## WRITTEN INSTRUCTION
Repeat every record below exactly, but leave out any pictures.

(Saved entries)

start

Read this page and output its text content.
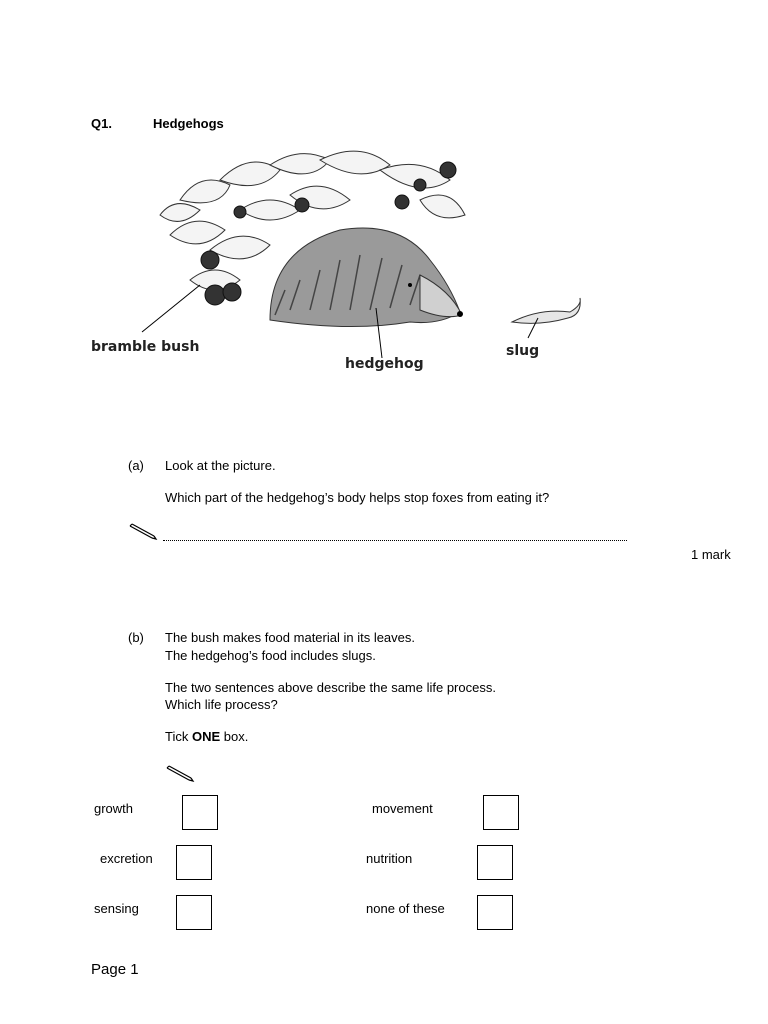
Q1.	Hedgehogs
bramble bush
hedgehog
slug
(a) Look at the picture.
Which part of the hedgehog’s body helps stop foxes from eating it?
1 mark
(b) The bush makes food material in its leaves.
The hedgehog’s food includes slugs.
The two sentences above describe the same life process.
Which life process?
Tick ONE box.
growth	movement
excretion	nutrition
sensing	none of these
Page 1
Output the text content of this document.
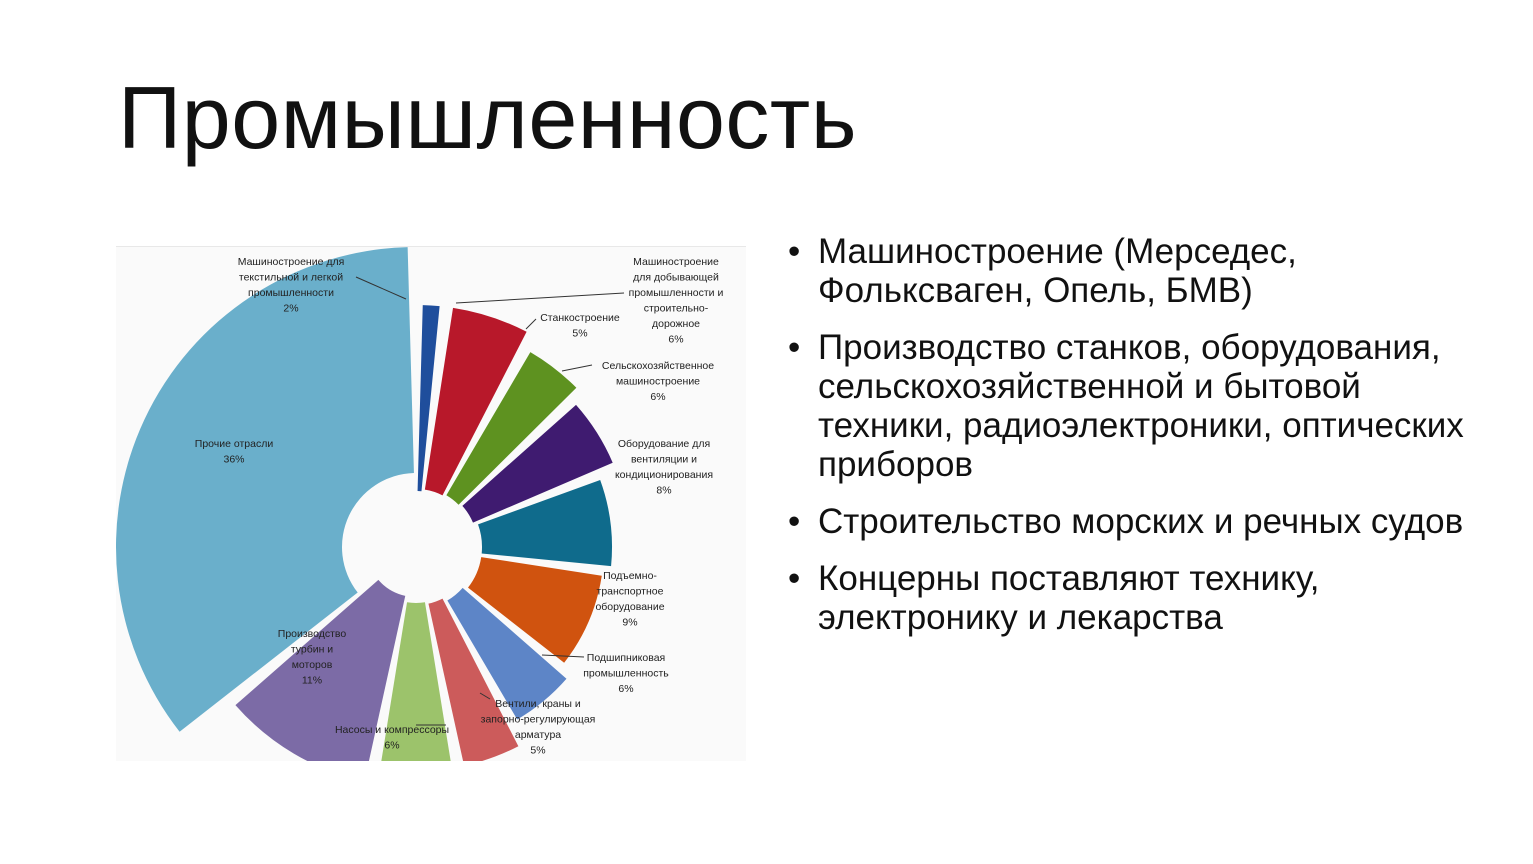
Промышленность
Машиностроение для текстильной и легкой промышленности 2%
Машиностроение для добывающей промышленности и строительно-дорожное 6%
Станкостроение 5%
Сельскохозяйственное машиностроение 6%
Оборудование для вентиляции и кондиционирования 8%
Подъемно-транспортное оборудование 9%
Подшипниковая промышленность 6%
Вентили, краны и запорно-регулирующая арматура 5%
Насосы и компрессоры 6%
Производство турбин и моторов 11%
Прочие отрасли 36%
• Машиностроение (Мерседес, Фольксваген, Опель, БМВ)
• Производство станков, оборудования, сельскохозяйственной и бытовой техники, радиоэлектроники, оптических приборов
• Строительство морских и речных судов
• Концерны поставляют технику, электронику и лекарства
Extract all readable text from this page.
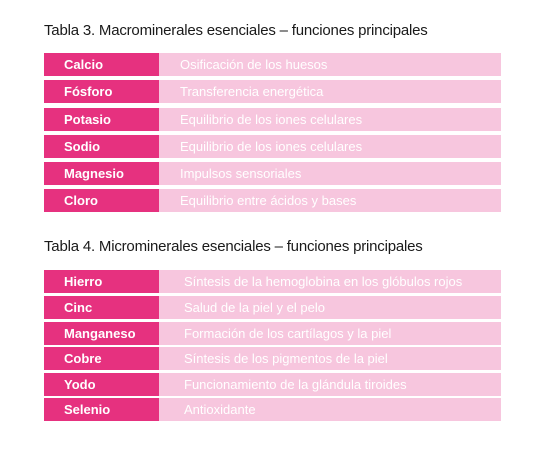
Tabla 3. Macrominerales esenciales – funciones principales
Calcio	Osificación de los huesos
Fósforo	Transferencia energética
Potasio	Equilibrio de los iones celulares
Sodio	Equilibrio de los iones celulares
Magnesio	Impulsos sensoriales
Cloro	Equilibrio entre ácidos y bases
Tabla 4. Microminerales esenciales – funciones principales
Hierro	Síntesis de la hemoglobina en los glóbulos rojos
Cinc	Salud de la piel y el pelo
Manganeso	Formación de los cartílagos y la piel
Cobre	Síntesis de los pigmentos de la piel
Yodo	Funcionamiento de la glándula tiroides
Selenio	Antioxidante
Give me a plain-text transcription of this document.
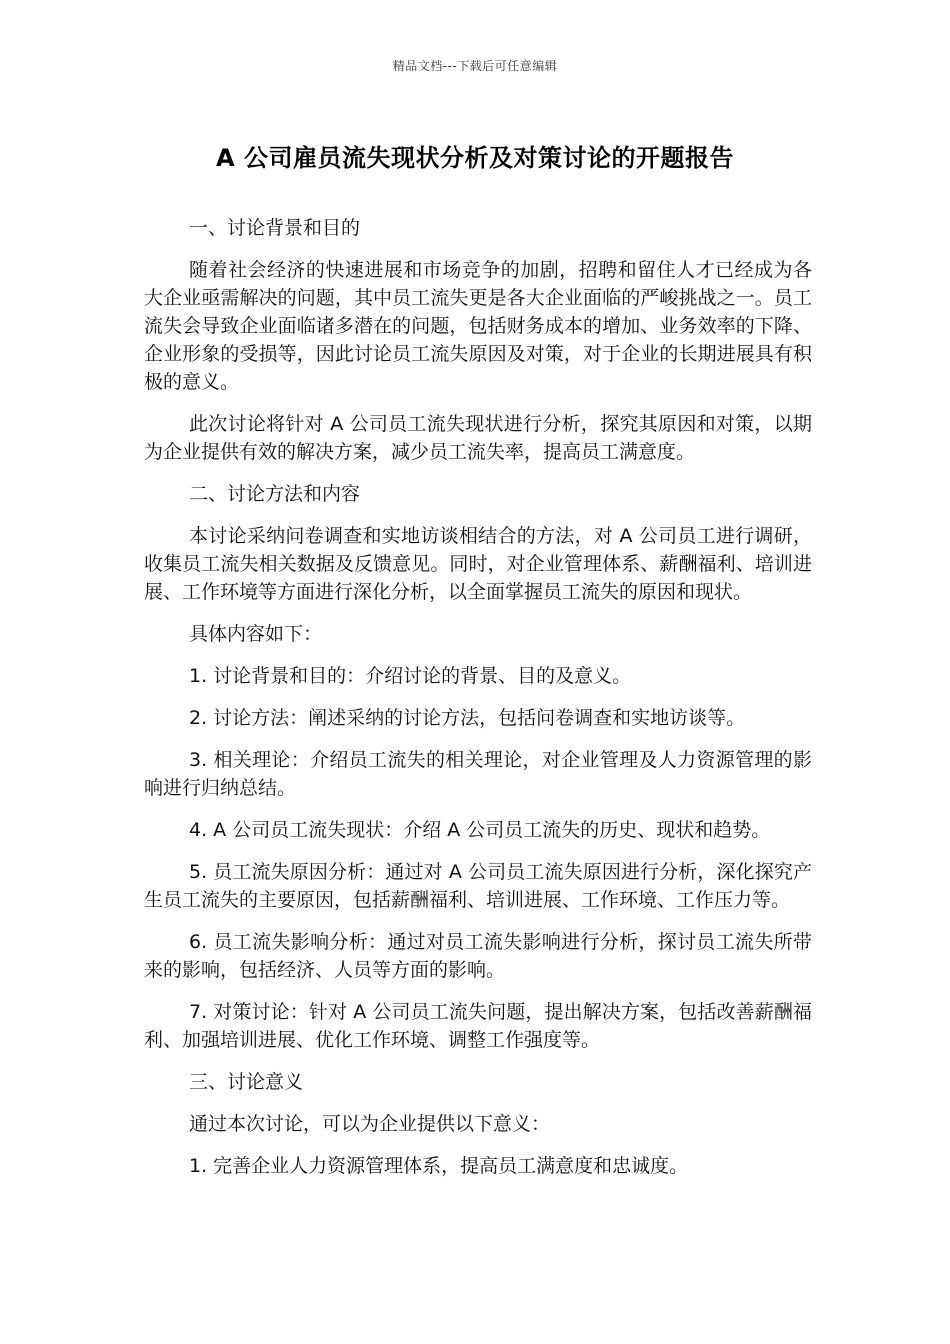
精品文档---下载后可任意编辑
A 公司雇员流失现状分析及对策讨论的开题报告

一、讨论背景和目的

随着社会经济的快速进展和市场竞争的加剧，招聘和留住人才已经成为各大企业亟需解决的问题，其中员工流失更是各大企业面临的严峻挑战之一。员工流失会导致企业面临诸多潜在的问题，包括财务成本的增加、业务效率的下降、企业形象的受损等，因此讨论员工流失原因及对策，对于企业的长期进展具有积极的意义。

此次讨论将针对 A 公司员工流失现状进行分析，探究其原因和对策，以期为企业提供有效的解决方案，减少员工流失率，提高员工满意度。

二、讨论方法和内容

本讨论采纳问卷调查和实地访谈相结合的方法，对 A 公司员工进行调研，收集员工流失相关数据及反馈意见。同时，对企业管理体系、薪酬福利、培训进展、工作环境等方面进行深化分析，以全面掌握员工流失的原因和现状。

具体内容如下：

1. 讨论背景和目的：介绍讨论的背景、目的及意义。

2. 讨论方法：阐述采纳的讨论方法，包括问卷调查和实地访谈等。

3. 相关理论：介绍员工流失的相关理论，对企业管理及人力资源管理的影响进行归纳总结。

4. A 公司员工流失现状：介绍 A 公司员工流失的历史、现状和趋势。

5. 员工流失原因分析：通过对 A 公司员工流失原因进行分析，深化探究产生员工流失的主要原因，包括薪酬福利、培训进展、工作环境、工作压力等。

6. 员工流失影响分析：通过对员工流失影响进行分析，探讨员工流失所带来的影响，包括经济、人员等方面的影响。

7. 对策讨论：针对 A 公司员工流失问题，提出解决方案，包括改善薪酬福利、加强培训进展、优化工作环境、调整工作强度等。

三、讨论意义

通过本次讨论，可以为企业提供以下意义：

1. 完善企业人力资源管理体系，提高员工满意度和忠诚度。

end

## SOLUTION BELOW
Read this page and output its text content.
Q1.	Hedgehogs
bramble bush
hedgehog
slug
(a) Look at the picture.
Which part of the hedgehog’s body helps stop foxes from eating it?
1 mark
(b) The bush makes food material in its leaves.
The hedgehog’s food includes slugs.
The two sentences above describe the same life process.
Which life process?
Tick ONE box.
growth	movement
excretion	nutrition
sensing	none of these
Page 1
Output the text content of this document.
Промышленность
Машиностроение для текстильной и легкой промышленности 2%
Машиностроение для добывающей промышленности и строительно-дорожное 6%
Станкостроение 5%
Сельскохозяйственное машиностроение 6%
Оборудование для вентиляции и кондиционирования 8%
Подъемно-транспортное оборудование 9%
Подшипниковая промышленность 6%
Вентили, краны и запорно-регулирующая арматура 5%
Насосы и компрессоры 6%
Производство турбин и моторов 11%
Прочие отрасли 36%
• Машиностроение (Мерседес, Фольксваген, Опель, БМВ)
• Производство станков, оборудования, сельскохозяйственной и бытовой техники, радиоэлектроники, оптических приборов
• Строительство морских и речных судов
• Концерны поставляют технику, электронику и лекарства
Extract all readable text from this page.
Tabla 3. Macrominerales esenciales – funciones principales
Calcio	Osificación de los huesos
Fósforo	Transferencia energética
Potasio	Equilibrio de los iones celulares
Sodio	Equilibrio de los iones celulares
Magnesio	Impulsos sensoriales
Cloro	Equilibrio entre ácidos y bases
Tabla 4. Microminerales esenciales – funciones principales
Hierro	Síntesis de la hemoglobina en los glóbulos rojos
Cinc	Salud de la piel y el pelo
Manganeso	Formación de los cartílagos y la piel
Cobre	Síntesis de los pigmentos de la piel
Yodo	Funcionamiento de la glándula tiroides
Selenio	Antioxidante
Give me a plain-text transcription of this document.
精品文档---下载后可任意编辑
A 公司雇员流失现状分析及对策讨论的开题报告

一、讨论背景和目的

随着社会经济的快速进展和市场竞争的加剧，招聘和留住人才已经成为各大企业亟需解决的问题，其中员工流失更是各大企业面临的严峻挑战之一。员工流失会导致企业面临诸多潜在的问题，包括财务成本的增加、业务效率的下降、企业形象的受损等，因此讨论员工流失原因及对策，对于企业的长期进展具有积极的意义。

此次讨论将针对 A 公司员工流失现状进行分析，探究其原因和对策，以期为企业提供有效的解决方案，减少员工流失率，提高员工满意度。

二、讨论方法和内容

本讨论采纳问卷调查和实地访谈相结合的方法，对 A 公司员工进行调研，收集员工流失相关数据及反馈意见。同时，对企业管理体系、薪酬福利、培训进展、工作环境等方面进行深化分析，以全面掌握员工流失的原因和现状。

具体内容如下：

1. 讨论背景和目的：介绍讨论的背景、目的及意义。

2. 讨论方法：阐述采纳的讨论方法，包括问卷调查和实地访谈等。

3. 相关理论：介绍员工流失的相关理论，对企业管理及人力资源管理的影响进行归纳总结。

4. A 公司员工流失现状：介绍 A 公司员工流失的历史、现状和趋势。

5. 员工流失原因分析：通过对 A 公司员工流失原因进行分析，深化探究产生员工流失的主要原因，包括薪酬福利、培训进展、工作环境、工作压力等。

6. 员工流失影响分析：通过对员工流失影响进行分析，探讨员工流失所带来的影响，包括经济、人员等方面的影响。

7. 对策讨论：针对 A 公司员工流失问题，提出解决方案，包括改善薪酬福利、加强培训进展、优化工作环境、调整工作强度等。

三、讨论意义

通过本次讨论，可以为企业提供以下意义：

1. 完善企业人力资源管理体系，提高员工满意度和忠诚度。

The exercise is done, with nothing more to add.